• [Apply what you read]
[A] Reproduce the part of the forum discussion about video encoding settings that starts with "Um, no. If you" and goes on through "the speed diff.", keeping every word the same.
[B] Continue the forum discussion about re-encoding DVD rips for the iPhone and Apple TV from the point where it stops.

• [Excerpt provided]
Is there a faster method?
 
I never find these things fast, but VisualHub is quite a bit quicker in my experience. It costs about £12 but it's worth paying for the ease of use and speed.
 
Well, since you ripped them with HandBrake, just re-rip them for the iphone from the original dvd's, it will be at least as fast as re-encoding the already encoded files and the quality will be much better, its always best to encode from the source.

BTW: 4000 kbps bitrate for the atv is generally way too high from a dvd, even for the atv.
 
Could someone please clarify the best Handbreak setttings to enable the encode to work on both ATV and iPhone at optimal quality?
 
I find that ripping using Handbrake's "iPod Hi-Rez" settings, modified with the resolution bumped up to 720 pixels wide (for widescreen - the max is usually 640 wide for 4:3 ratio video) and bitrate set to 2000 kps, it looks decent on a TV and computer and works on the iPhone, while keeping the size to about 750MB/hour of video.

1500 kps bitrate is generally acceptable, but animation with a lot of movement sometimes has artifacts.

By the way, Handbrake's CLI is about 2x faster at encoding than the GUI.
 
By the way, Handbrake's CLI is about 2x faster at encoding than the GUI.
Um, no. If you are seeing that with the exact same source and the *exact* same settings with the *exact* same programs running on your computer, I hate to tell you you have serious issues with your machine.

While it is true that the gui layer uses some resources to update its progress bar, etc. The difference should be almost impossible to detect. Especially cutting the speed in half. That doesn't make sense.

Everytime this has come up in the past, further inspection shows that some option was different between the encodes that caused the speed diff.
 
Well, since you ripped them with HandBrake, just re-rip them for the iphone from the original dvd's, it will be at least as fast as re-encoding the already encoded files and the quality will be much better, its always best to encode from the source.

BTW: 4000 kbps bitrate for the atv is generally way too high from a dvd, even for the atv.

I was originally ripping them at ~2000bps and that worked on both, but SWMBO claimed that the quality on the ATV was lacking. So, I redid everything at 4000bps to make her happy. I was hoping to avoid pulling all of the disks out yet again, if I could just down sample the 4000bps to 2000/1500bps when we wanted to stick something on an iPhone for a trip or other activity where a little pocket entertainment would be nice.

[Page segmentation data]
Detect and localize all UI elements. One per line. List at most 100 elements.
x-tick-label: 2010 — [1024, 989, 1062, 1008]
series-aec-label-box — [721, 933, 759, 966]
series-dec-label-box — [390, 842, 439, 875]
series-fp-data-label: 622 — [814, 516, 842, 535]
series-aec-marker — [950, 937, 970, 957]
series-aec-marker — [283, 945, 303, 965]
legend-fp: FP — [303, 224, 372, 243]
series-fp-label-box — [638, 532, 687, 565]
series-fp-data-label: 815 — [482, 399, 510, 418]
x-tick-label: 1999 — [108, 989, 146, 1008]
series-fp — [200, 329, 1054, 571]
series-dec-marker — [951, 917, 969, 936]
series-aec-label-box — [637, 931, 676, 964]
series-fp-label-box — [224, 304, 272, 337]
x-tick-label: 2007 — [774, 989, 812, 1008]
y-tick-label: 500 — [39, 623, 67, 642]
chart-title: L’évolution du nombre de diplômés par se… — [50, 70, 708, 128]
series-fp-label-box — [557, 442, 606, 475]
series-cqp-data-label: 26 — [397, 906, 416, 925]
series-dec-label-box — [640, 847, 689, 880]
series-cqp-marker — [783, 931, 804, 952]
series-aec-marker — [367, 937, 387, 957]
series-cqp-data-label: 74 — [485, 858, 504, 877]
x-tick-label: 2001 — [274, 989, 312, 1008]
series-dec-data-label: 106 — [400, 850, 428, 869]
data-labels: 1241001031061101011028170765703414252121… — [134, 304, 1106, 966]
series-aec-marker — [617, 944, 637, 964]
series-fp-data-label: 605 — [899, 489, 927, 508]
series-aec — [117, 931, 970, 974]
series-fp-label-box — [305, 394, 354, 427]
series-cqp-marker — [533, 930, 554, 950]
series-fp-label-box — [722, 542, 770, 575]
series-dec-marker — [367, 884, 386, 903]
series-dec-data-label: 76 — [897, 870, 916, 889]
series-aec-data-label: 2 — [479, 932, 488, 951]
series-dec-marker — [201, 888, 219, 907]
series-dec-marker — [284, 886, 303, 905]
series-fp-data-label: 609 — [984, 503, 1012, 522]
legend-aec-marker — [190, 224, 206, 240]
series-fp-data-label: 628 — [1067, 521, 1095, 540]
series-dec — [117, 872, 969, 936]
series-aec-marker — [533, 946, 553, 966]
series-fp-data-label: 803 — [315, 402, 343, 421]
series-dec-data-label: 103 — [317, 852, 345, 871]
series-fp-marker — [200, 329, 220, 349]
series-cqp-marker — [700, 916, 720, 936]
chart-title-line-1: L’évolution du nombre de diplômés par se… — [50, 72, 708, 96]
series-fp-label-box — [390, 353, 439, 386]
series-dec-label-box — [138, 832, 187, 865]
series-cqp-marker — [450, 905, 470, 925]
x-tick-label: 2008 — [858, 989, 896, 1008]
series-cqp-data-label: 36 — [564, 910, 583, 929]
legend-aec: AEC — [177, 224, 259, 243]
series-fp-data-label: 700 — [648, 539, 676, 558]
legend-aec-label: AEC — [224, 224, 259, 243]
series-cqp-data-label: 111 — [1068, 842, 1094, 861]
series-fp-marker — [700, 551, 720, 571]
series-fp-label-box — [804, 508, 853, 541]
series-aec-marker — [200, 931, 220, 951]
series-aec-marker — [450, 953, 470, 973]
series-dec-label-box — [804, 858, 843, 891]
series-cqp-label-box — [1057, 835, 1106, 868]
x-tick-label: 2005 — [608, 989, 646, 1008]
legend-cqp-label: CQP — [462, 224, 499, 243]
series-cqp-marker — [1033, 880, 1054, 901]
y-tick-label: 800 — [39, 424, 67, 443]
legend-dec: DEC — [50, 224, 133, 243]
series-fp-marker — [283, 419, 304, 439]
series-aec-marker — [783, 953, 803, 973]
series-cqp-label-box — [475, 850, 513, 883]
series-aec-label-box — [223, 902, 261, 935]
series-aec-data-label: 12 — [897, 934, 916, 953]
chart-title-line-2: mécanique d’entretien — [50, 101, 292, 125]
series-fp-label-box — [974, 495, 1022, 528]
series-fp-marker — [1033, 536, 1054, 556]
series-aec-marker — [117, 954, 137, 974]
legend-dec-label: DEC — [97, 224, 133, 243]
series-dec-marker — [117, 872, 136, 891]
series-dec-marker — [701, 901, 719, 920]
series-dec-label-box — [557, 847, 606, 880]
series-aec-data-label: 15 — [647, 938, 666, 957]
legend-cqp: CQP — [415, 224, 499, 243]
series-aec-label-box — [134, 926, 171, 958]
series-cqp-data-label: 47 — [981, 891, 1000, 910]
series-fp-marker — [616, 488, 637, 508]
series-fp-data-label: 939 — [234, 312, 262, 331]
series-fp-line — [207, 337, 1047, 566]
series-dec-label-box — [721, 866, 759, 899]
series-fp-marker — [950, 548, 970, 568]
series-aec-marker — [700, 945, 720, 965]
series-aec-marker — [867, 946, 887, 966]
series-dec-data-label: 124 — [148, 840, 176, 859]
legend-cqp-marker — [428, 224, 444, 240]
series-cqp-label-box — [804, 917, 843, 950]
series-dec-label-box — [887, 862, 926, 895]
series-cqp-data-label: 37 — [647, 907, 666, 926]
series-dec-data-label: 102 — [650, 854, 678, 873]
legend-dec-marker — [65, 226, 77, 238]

• [Answers to the tasks]
[A]
Um, no. If you are seeing that with the exact same source and the *exact* same settings with the *exact* same programs running on your computer, I hate to tell you you have serious issues with your machine.

While it is true that the gui layer uses some resources to update its progress bar, etc. The difference should be almost impossible to detect. Especially cutting the speed in half. That doesn't make sense.

Everytime this has come up in the past, further inspection shows that some option was different between the encodes that caused the speed diff.

[B]
I would also like to avoid maintaining two copies of each movie ... if the down sampling were fast enough, it would be reasonable to keep only the high-res permanently.

If I have to go the handbrake method again, I will wait until I get my new 2.5Ghz MBP. It has to be faster than ripping on my Mini.
 
Its up to you. But you will likely find that even with VH it will take as long as using HB right from the dvd and the quality will be worse ( it always is when you re-encode an already encoded source). However, either method should achieve what you want.
 
Its up to you. But you will likely find that even with VH it will take as long as using HB right from the dvd and the quality will be worse ( it always is when you re-encode an already encoded source). However, either method should achieve what you want.

I guess the question is ... will the quality drop be detectable in an iPhone/touch? I will probably take the plunge and buy a copy of VH just to see. I am hopeful that VH will allow me to "queue" several files for conversion.

BTW, you mentioned that 4000bps was too high for DVD quality. My wife claims that 2000bps is too low. What do you recommend?
 
I guess the question is ... will the quality drop be detectable in an iPhone/touch? I will probably take the plunge and buy a copy of VH just to see. I am hopeful that VH will allow me to "queue" several files for conversion.

BTW, you mentioned that 4000bps was too high for DVD quality. My wife claims that 2000bps is too low. What do you recommend?

I've been ripping mine at 2500 and 3000. So yeah I agree, 2000 is far too low.